Copy the records below exactly as they are written.
════════════════════
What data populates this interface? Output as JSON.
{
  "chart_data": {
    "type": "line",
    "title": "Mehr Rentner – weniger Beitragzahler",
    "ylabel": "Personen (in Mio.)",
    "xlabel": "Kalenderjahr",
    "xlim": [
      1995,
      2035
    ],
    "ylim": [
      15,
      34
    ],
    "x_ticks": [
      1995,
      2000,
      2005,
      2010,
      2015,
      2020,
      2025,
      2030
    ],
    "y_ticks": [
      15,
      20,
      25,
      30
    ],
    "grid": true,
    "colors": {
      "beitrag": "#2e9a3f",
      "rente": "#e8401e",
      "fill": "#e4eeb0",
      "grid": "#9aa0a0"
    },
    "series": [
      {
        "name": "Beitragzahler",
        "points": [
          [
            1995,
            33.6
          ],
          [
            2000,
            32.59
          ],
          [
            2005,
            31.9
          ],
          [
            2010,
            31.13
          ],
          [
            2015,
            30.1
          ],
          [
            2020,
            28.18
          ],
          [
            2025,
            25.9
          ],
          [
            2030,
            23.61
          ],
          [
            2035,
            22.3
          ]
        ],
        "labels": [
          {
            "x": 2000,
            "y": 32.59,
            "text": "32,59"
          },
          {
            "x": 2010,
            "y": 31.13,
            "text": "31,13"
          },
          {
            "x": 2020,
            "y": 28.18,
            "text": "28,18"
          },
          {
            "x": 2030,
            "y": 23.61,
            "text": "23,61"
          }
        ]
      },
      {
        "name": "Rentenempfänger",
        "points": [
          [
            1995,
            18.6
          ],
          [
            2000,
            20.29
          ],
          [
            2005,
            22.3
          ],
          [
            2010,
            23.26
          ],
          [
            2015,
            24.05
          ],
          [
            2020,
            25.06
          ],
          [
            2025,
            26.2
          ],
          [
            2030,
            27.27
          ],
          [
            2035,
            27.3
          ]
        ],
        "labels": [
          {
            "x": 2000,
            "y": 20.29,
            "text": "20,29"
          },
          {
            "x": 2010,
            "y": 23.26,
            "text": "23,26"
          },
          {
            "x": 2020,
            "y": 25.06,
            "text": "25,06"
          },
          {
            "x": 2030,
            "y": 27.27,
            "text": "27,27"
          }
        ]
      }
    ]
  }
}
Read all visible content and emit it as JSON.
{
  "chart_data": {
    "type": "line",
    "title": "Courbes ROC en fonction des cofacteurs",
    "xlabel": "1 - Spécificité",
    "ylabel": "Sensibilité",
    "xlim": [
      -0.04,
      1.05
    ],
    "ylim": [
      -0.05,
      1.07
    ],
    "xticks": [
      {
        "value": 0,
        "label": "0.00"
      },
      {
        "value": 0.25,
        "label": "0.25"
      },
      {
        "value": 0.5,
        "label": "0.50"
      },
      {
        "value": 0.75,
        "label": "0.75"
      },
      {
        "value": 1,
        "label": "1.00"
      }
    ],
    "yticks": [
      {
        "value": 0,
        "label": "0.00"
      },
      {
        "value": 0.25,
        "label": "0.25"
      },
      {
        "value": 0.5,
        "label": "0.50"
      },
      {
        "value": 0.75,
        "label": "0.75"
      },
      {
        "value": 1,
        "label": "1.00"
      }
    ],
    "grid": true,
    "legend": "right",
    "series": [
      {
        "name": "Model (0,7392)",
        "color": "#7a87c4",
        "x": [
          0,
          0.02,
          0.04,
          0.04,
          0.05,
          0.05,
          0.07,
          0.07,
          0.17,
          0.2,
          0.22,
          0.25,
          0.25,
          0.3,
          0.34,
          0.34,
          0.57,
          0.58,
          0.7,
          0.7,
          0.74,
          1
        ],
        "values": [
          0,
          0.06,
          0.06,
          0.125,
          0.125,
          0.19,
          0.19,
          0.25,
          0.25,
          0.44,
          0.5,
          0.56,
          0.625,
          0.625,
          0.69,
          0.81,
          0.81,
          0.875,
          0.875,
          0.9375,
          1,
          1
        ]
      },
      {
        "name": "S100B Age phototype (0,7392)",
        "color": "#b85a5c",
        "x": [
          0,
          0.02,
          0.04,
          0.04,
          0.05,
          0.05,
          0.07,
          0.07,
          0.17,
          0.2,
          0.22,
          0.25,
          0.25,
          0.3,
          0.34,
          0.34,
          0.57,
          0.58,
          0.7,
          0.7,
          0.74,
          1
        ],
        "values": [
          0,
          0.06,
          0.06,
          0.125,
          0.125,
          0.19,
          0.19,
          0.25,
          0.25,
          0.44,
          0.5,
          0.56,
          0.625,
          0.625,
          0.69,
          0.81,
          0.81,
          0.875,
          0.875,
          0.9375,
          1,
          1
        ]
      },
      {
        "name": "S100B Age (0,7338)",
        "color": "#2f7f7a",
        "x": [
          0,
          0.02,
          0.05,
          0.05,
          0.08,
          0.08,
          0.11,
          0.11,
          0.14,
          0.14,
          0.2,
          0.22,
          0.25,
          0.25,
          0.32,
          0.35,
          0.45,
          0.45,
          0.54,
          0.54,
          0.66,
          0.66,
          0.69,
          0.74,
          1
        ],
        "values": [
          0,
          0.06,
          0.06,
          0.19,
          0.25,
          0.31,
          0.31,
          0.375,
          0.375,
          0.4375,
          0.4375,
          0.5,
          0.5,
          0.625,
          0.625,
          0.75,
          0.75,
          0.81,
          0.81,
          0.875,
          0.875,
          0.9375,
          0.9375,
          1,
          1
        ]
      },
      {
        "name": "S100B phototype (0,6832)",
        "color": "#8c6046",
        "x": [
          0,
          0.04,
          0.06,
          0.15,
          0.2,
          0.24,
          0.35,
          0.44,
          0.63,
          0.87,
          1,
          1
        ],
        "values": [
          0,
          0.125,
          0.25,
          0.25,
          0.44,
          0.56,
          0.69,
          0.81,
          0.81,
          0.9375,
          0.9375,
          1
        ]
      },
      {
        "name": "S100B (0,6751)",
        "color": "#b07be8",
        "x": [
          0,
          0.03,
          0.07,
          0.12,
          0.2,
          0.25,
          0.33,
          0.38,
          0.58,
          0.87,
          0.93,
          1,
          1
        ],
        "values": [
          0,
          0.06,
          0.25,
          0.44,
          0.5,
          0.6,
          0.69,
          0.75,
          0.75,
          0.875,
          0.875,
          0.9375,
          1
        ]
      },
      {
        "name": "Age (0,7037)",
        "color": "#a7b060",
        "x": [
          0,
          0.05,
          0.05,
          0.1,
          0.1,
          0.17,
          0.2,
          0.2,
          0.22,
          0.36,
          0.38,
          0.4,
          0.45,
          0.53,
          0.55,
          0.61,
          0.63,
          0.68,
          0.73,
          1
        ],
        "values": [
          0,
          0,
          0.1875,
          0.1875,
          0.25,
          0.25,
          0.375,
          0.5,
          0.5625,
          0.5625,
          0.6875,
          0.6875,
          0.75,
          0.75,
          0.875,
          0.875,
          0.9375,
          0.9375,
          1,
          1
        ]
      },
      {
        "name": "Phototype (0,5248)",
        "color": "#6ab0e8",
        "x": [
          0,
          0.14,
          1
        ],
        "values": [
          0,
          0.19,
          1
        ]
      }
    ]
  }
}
════════════════════
# Result
What data populates this interface? Output as JSON.
{
  "chart_data": {
    "type": "line",
    "title": "Mehr Rentner – weniger Beitragzahler",
    "ylabel": "Personen (in Mio.)",
    "xlabel": "Kalenderjahr",
    "xlim": [
      1995,
      2035
    ],
    "ylim": [
      15,
      34
    ],
    "x_ticks": [
      1995,
      2000,
      2005,
      2010,
      2015,
      2020,
      2025,
      2030
    ],
    "y_ticks": [
      15,
      20,
      25,
      30
    ],
    "grid": true,
    "colors": {
      "beitrag": "#2e9a3f",
      "rente": "#e8401e",
      "fill": "#e4eeb0",
      "grid": "#9aa0a0"
    },
    "series": [
      {
        "name": "Beitragzahler",
        "points": [
          [
            1995,
            33.6
          ],
          [
            2000,
            32.59
          ],
          [
            2005,
            31.9
          ],
          [
            2010,
            31.13
          ],
          [
            2015,
            30.1
          ],
          [
            2020,
            28.18
          ],
          [
            2025,
            25.9
          ],
          [
            2030,
            23.61
          ],
          [
            2035,
            22.3
          ]
        ],
        "labels": [
          {
            "x": 2000,
            "y": 32.59,
            "text": "32,59"
          },
          {
            "x": 2010,
            "y": 31.13,
            "text": "31,13"
          },
          {
            "x": 2020,
            "y": 28.18,
            "text": "28,18"
          },
          {
            "x": 2030,
            "y": 23.61,
            "text": "23,61"
          }
        ]
      },
      {
        "name": "Rentenempfänger",
        "points": [
          [
            1995,
            18.6
          ],
          [
            2000,
            20.29
          ],
          [
            2005,
            22.3
          ],
          [
            2010,
            23.26
          ],
          [
            2015,
            24.05
          ],
          [
            2020,
            25.06
          ],
          [
            2025,
            26.2
          ],
          [
            2030,
            27.27
          ],
          [
            2035,
            27.3
          ]
        ],
        "labels": [
          {
            "x": 2000,
            "y": 20.29,
            "text": "20,29"
          },
          {
            "x": 2010,
            "y": 23.26,
            "text": "23,26"
          },
          {
            "x": 2020,
            "y": 25.06,
            "text": "25,06"
          },
          {
            "x": 2030,
            "y": 27.27,
            "text": "27,27"
          }
        ]
      }
    ]
  }
}
Read all visible content and emit it as JSON.
{
  "chart_data": {
    "type": "line",
    "title": "Courbes ROC en fonction des cofacteurs",
    "xlabel": "1 - Spécificité",
    "ylabel": "Sensibilité",
    "xlim": [
      -0.04,
      1.05
    ],
    "ylim": [
      -0.05,
      1.07
    ],
    "xticks": [
      {
        "value": 0,
        "label": "0.00"
      },
      {
        "value": 0.25,
        "label": "0.25"
      },
      {
        "value": 0.5,
        "label": "0.50"
      },
      {
        "value": 0.75,
        "label": "0.75"
      },
      {
        "value": 1,
        "label": "1.00"
      }
    ],
    "yticks": [
      {
        "value": 0,
        "label": "0.00"
      },
      {
        "value": 0.25,
        "label": "0.25"
      },
      {
        "value": 0.5,
        "label": "0.50"
      },
      {
        "value": 0.75,
        "label": "0.75"
      },
      {
        "value": 1,
        "label": "1.00"
      }
    ],
    "grid": true,
    "legend": "right",
    "series": [
      {
        "name": "Model (0,7392)",
        "color": "#7a87c4",
        "x": [
          0,
          0.02,
          0.04,
          0.04,
          0.05,
          0.05,
          0.07,
          0.07,
          0.17,
          0.2,
          0.22,
          0.25,
          0.25,
          0.3,
          0.34,
          0.34,
          0.57,
          0.58,
          0.7,
          0.7,
          0.74,
          1
        ],
        "values": [
          0,
          0.06,
          0.06,
          0.125,
          0.125,
          0.19,
          0.19,
          0.25,
          0.25,
          0.44,
          0.5,
          0.56,
          0.625,
          0.625,
          0.69,
          0.81,
          0.81,
          0.875,
          0.875,
          0.9375,
          1,
          1
        ]
      },
      {
        "name": "S100B Age phototype (0,7392)",
        "color": "#b85a5c",
        "x": [
          0,
          0.02,
          0.04,
          0.04,
          0.05,
          0.05,
          0.07,
          0.07,
          0.17,
          0.2,
          0.22,
          0.25,
          0.25,
          0.3,
          0.34,
          0.34,
          0.57,
          0.58,
          0.7,
          0.7,
          0.74,
          1
        ],
        "values": [
          0,
          0.06,
          0.06,
          0.125,
          0.125,
          0.19,
          0.19,
          0.25,
          0.25,
          0.44,
          0.5,
          0.56,
          0.625,
          0.625,
          0.69,
          0.81,
          0.81,
          0.875,
          0.875,
          0.9375,
          1,
          1
        ]
      },
      {
        "name": "S100B Age (0,7338)",
        "color": "#2f7f7a",
        "x": [
          0,
          0.02,
          0.05,
          0.05,
          0.08,
          0.08,
          0.11,
          0.11,
          0.14,
          0.14,
          0.2,
          0.22,
          0.25,
          0.25,
          0.32,
          0.35,
          0.45,
          0.45,
          0.54,
          0.54,
          0.66,
          0.66,
          0.69,
          0.74,
          1
        ],
        "values": [
          0,
          0.06,
          0.06,
          0.19,
          0.25,
          0.31,
          0.31,
          0.375,
          0.375,
          0.4375,
          0.4375,
          0.5,
          0.5,
          0.625,
          0.625,
          0.75,
          0.75,
          0.81,
          0.81,
          0.875,
          0.875,
          0.9375,
          0.9375,
          1,
          1
        ]
      },
      {
        "name": "S100B phototype (0,6832)",
        "color": "#8c6046",
        "x": [
          0,
          0.04,
          0.06,
          0.15,
          0.2,
          0.24,
          0.35,
          0.44,
          0.63,
          0.87,
          1,
          1
        ],
        "values": [
          0,
          0.125,
          0.25,
          0.25,
          0.44,
          0.56,
          0.69,
          0.81,
          0.81,
          0.9375,
          0.9375,
          1
        ]
      },
      {
        "name": "S100B (0,6751)",
        "color": "#b07be8",
        "x": [
          0,
          0.03,
          0.07,
          0.12,
          0.2,
          0.25,
          0.33,
          0.38,
          0.58,
          0.87,
          0.93,
          1,
          1
        ],
        "values": [
          0,
          0.06,
          0.25,
          0.44,
          0.5,
          0.6,
          0.69,
          0.75,
          0.75,
          0.875,
          0.875,
          0.9375,
          1
        ]
      },
      {
        "name": "Age (0,7037)",
        "color": "#a7b060",
        "x": [
          0,
          0.05,
          0.05,
          0.1,
          0.1,
          0.17,
          0.2,
          0.2,
          0.22,
          0.36,
          0.38,
          0.4,
          0.45,
          0.53,
          0.55,
          0.61,
          0.63,
          0.68,
          0.73,
          1
        ],
        "values": [
          0,
          0,
          0.1875,
          0.1875,
          0.25,
          0.25,
          0.375,
          0.5,
          0.5625,
          0.5625,
          0.6875,
          0.6875,
          0.75,
          0.75,
          0.875,
          0.875,
          0.9375,
          0.9375,
          1,
          1
        ]
      },
      {
        "name": "Phototype (0,5248)",
        "color": "#6ab0e8",
        "x": [
          0,
          0.14,
          1
        ],
        "values": [
          0,
          0.19,
          1
        ]
      }
    ]
  }
}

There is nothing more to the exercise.